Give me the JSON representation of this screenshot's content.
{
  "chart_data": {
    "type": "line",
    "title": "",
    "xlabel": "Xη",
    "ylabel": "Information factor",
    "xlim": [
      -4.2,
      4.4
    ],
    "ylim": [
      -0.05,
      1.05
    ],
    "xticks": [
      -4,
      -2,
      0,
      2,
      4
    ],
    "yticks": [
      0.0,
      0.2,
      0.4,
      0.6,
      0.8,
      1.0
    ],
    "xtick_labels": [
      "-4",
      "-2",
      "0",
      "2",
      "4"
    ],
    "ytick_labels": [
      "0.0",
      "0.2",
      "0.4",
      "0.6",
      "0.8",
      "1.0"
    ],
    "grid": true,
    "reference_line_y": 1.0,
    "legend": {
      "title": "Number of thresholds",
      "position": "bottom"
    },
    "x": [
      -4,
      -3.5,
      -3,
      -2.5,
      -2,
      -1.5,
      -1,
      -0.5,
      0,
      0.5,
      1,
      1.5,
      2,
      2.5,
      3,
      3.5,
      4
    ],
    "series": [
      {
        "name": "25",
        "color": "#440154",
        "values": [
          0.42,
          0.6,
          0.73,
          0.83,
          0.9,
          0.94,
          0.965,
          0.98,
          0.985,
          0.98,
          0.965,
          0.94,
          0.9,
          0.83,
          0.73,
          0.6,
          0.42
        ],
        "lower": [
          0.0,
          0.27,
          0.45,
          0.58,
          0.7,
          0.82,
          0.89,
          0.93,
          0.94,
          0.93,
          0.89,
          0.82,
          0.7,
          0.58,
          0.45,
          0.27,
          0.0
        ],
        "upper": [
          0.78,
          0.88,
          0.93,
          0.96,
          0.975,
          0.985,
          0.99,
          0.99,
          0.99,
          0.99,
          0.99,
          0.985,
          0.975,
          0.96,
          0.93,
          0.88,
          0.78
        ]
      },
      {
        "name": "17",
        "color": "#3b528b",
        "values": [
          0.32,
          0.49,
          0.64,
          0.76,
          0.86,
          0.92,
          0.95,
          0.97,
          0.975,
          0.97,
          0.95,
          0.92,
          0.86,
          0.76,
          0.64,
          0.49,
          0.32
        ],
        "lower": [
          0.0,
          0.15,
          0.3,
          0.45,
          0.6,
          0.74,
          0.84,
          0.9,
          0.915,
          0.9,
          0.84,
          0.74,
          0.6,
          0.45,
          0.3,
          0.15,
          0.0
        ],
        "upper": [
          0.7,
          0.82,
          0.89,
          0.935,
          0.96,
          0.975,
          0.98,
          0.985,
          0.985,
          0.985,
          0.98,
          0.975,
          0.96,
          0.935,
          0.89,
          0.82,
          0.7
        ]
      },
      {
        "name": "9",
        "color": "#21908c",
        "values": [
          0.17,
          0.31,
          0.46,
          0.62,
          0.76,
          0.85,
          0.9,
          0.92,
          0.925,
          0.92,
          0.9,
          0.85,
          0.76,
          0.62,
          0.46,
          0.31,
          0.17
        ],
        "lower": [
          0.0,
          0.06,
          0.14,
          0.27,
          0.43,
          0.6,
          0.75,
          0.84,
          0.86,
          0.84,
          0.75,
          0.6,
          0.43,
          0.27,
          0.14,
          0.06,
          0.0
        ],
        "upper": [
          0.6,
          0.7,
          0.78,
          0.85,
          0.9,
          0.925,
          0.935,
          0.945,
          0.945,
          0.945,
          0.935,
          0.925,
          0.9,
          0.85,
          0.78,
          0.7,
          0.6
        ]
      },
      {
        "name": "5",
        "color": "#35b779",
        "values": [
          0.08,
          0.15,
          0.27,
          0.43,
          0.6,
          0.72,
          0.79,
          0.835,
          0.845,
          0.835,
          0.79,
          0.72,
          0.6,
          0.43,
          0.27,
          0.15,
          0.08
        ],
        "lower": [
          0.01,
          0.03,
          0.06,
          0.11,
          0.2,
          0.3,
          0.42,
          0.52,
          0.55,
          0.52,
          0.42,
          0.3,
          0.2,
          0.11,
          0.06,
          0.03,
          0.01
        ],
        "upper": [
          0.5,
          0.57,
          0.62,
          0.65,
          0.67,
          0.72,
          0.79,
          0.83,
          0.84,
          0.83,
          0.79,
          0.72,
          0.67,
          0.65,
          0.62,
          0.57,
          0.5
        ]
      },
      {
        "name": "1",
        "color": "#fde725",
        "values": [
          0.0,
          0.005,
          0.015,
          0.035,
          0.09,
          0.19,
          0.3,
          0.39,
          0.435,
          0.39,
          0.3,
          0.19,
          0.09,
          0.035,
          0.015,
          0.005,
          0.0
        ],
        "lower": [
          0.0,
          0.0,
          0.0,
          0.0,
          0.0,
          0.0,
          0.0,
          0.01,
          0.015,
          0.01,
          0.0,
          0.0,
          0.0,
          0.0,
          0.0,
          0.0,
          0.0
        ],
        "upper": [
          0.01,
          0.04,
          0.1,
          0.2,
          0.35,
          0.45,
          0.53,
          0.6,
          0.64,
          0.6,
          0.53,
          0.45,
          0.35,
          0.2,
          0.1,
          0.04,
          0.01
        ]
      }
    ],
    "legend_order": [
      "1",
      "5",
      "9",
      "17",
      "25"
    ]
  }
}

● Work to do
From the records above, pick out and copy each line holding the word "color".

● Output of the exercise
        "color": "#440154",
        "color": "#3b528b",
        "color": "#21908c",
        "color": "#35b779",
        "color": "#fde725",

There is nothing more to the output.